* [Problem to solve]: Format the data below as a JSON array of strings, with one string per line and no blank lines.

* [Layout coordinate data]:
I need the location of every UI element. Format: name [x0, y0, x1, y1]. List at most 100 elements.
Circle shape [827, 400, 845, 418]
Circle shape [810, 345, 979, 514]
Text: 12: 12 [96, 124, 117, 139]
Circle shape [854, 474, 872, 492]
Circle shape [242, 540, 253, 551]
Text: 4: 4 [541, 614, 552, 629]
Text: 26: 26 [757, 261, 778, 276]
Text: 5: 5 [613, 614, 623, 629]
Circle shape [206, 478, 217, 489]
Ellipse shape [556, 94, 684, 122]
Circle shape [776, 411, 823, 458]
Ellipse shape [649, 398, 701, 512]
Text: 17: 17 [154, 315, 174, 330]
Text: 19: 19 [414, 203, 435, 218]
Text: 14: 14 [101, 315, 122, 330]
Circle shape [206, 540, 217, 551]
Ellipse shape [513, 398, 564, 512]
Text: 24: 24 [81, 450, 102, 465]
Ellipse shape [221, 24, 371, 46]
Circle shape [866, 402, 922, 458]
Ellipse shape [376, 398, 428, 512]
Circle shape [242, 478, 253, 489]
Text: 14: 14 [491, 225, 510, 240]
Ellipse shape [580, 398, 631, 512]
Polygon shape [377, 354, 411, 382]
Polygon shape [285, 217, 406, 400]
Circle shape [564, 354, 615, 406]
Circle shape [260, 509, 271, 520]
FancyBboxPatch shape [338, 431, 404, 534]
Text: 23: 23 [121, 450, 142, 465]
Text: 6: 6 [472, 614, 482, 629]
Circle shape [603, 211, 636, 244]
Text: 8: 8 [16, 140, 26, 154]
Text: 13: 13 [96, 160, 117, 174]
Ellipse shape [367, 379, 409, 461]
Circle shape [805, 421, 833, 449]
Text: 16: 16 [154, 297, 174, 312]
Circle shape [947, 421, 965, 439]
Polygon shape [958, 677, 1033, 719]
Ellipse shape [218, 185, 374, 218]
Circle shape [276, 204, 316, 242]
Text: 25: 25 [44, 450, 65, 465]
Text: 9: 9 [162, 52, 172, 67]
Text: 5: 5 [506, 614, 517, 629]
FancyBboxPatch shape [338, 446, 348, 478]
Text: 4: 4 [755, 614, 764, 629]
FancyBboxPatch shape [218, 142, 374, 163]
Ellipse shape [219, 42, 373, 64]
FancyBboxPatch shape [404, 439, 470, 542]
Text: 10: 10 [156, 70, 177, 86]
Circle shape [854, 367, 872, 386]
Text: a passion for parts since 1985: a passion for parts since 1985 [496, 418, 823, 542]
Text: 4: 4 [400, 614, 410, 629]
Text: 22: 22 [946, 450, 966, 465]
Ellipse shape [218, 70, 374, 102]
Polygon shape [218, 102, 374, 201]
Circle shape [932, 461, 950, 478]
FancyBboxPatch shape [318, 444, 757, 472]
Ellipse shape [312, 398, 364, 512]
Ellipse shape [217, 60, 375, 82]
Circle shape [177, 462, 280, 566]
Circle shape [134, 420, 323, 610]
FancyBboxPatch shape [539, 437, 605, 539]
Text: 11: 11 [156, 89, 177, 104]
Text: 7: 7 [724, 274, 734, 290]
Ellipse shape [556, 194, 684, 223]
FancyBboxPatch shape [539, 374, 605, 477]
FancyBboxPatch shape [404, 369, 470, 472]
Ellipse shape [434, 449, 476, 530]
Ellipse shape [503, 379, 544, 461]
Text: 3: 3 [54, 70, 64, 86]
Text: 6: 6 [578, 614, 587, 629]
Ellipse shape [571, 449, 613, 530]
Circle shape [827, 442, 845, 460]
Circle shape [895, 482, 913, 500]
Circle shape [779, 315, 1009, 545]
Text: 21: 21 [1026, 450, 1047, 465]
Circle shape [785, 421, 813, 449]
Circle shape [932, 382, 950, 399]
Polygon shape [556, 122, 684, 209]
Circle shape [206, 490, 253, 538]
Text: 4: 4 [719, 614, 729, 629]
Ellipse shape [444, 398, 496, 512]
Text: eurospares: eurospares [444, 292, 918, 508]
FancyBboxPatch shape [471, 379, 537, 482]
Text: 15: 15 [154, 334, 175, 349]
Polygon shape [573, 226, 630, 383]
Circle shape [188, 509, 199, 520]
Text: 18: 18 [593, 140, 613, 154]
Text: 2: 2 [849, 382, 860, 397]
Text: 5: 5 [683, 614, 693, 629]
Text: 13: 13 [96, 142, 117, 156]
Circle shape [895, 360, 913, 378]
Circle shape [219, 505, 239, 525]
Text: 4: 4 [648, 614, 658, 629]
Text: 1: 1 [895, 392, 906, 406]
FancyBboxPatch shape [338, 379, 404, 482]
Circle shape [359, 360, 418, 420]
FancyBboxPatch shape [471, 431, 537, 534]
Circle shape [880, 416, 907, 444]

* [Task response]:
[
  "I need the location of every UI element. Format: name [x0, y0, x1, y1]. List at most 100 elements.",
  "Circle shape [827, 400, 845, 418]",
  "Circle shape [810, 345, 979, 514]",
  "Text: 12: 12 [96, 124, 117, 139]",
  "Circle shape [854, 474, 872, 492]",
  "Circle shape [242, 540, 253, 551]",
  "Text: 4: 4 [541, 614, 552, 629]",
  "Text: 26: 26 [757, 261, 778, 276]",
  "Text: 5: 5 [613, 614, 623, 629]",
  "Circle shape [206, 478, 217, 489]",
  "Ellipse shape [556, 94, 684, 122]",
  "Circle shape [776, 411, 823, 458]",
  "Ellipse shape [649, 398, 701, 512]",
  "Text: 17: 17 [154, 315, 174, 330]",
  "Text: 19: 19 [414, 203, 435, 218]",
  "Text: 14: 14 [101, 315, 122, 330]",
  "Circle shape [206, 540, 217, 551]",
  "Ellipse shape [513, 398, 564, 512]",
  "Text: 24: 24 [81, 450, 102, 465]",
  "Ellipse shape [221, 24, 371, 46]",
  "Circle shape [866, 402, 922, 458]",
  "Ellipse shape [376, 398, 428, 512]",
  "Circle shape [242, 478, 253, 489]",
  "Text: 14: 14 [491, 225, 510, 240]",
  "Ellipse shape [580, 398, 631, 512]",
  "Polygon shape [377, 354, 411, 382]",
  "Polygon shape [285, 217, 406, 400]",
  "Circle shape [564, 354, 615, 406]",
  "Circle shape [260, 509, 271, 520]",
  "FancyBboxPatch shape [338, 431, 404, 534]",
  "Text: 23: 23 [121, 450, 142, 465]",
  "Text: 6: 6 [472, 614, 482, 629]",
  "Circle shape [603, 211, 636, 244]",
  "Text: 8: 8 [16, 140, 26, 154]",
  "Text: 13: 13 [96, 160, 117, 174]",
  "Ellipse shape [367, 379, 409, 461]",
  "Circle shape [805, 421, 833, 449]",
  "Text: 16: 16 [154, 297, 174, 312]",
  "Circle shape [947, 421, 965, 439]",
  "Polygon shape [958, 677, 1033, 719]",
  "Ellipse shape [218, 185, 374, 218]",
  "Circle shape [276, 204, 316, 242]",
  "Text: 25: 25 [44, 450, 65, 465]",
  "Text: 9: 9 [162, 52, 172, 67]",
  "Text: 5: 5 [506, 614, 517, 629]",
  "FancyBboxPatch shape [338, 446, 348, 478]",
  "Text: 4: 4 [755, 614, 764, 629]",
  "FancyBboxPatch shape [218, 142, 374, 163]",
  "Ellipse shape [219, 42, 373, 64]",
  "FancyBboxPatch shape [404, 439, 470, 542]",
  "Text: 10: 10 [156, 70, 177, 86]",
  "Circle shape [854, 367, 872, 386]",
  "Text: a passion for parts since 1985: a passion for parts since 1985 [496, 418, 823, 542]",
  "Text: 4: 4 [400, 614, 410, 629]",
  "Text: 22: 22 [946, 450, 966, 465]",
  "Ellipse shape [218, 70, 374, 102]",
  "Polygon shape [218, 102, 374, 201]",
  "Circle shape [932, 461, 950, 478]",
  "FancyBboxPatch shape [318, 444, 757, 472]",
  "Ellipse shape [312, 398, 364, 512]",
  "Ellipse shape [217, 60, 375, 82]",
  "Circle shape [177, 462, 280, 566]",
  "Circle shape [134, 420, 323, 610]",
  "FancyBboxPatch shape [539, 437, 605, 539]",
  "Text: 11: 11 [156, 89, 177, 104]",
  "Text: 7: 7 [724, 274, 734, 290]",
  "Ellipse shape [556, 194, 684, 223]",
  "FancyBboxPatch shape [539, 374, 605, 477]",
  "FancyBboxPatch shape [404, 369, 470, 472]",
  "Ellipse shape [434, 449, 476, 530]",
  "Ellipse shape [503, 379, 544, 461]",
  "Text: 3: 3 [54, 70, 64, 86]",
  "Text: 6: 6 [578, 614, 587, 629]",
  "Ellipse shape [571, 449, 613, 530]",
  "Circle shape [827, 442, 845, 460]",
  "Circle shape [895, 482, 913, 500]",
  "Circle shape [779, 315, 1009, 545]",
  "Text: 21: 21 [1026, 450, 1047, 465]",
  "Circle shape [785, 421, 813, 449]",
  "Circle shape [932, 382, 950, 399]",
  "Polygon shape [556, 122, 684, 209]",
  "Circle shape [206, 490, 253, 538]",
  "Text: 4: 4 [719, 614, 729, 629]",
  "Ellipse shape [444, 398, 496, 512]",
  "Text: eurospares: eurospares [444, 292, 918, 508]",
  "FancyBboxPatch shape [471, 379, 537, 482]",
  "Text: 15: 15 [154, 334, 175, 349]",
  "Polygon shape [573, 226, 630, 383]",
  "Circle shape [188, 509, 199, 520]",
  "Text: 18: 18 [593, 140, 613, 154]",
  "Text: 2: 2 [849, 382, 860, 397]",
  "Text: 5: 5 [683, 614, 693, 629]",
  "Text: 13: 13 [96, 142, 117, 156]",
  "Circle shape [895, 360, 913, 378]",
  "Circle shape [219, 505, 239, 525]",
  "Text: 4: 4 [648, 614, 658, 629]",
  "Text: 1: 1 [895, 392, 906, 406]",
  "FancyBboxPatch shape [338, 379, 404, 482]",
  "Circle shape [359, 360, 418, 420]",
  "FancyBboxPatch shape [471, 431, 537, 534]",
  "Circle shape [880, 416, 907, 444]"
]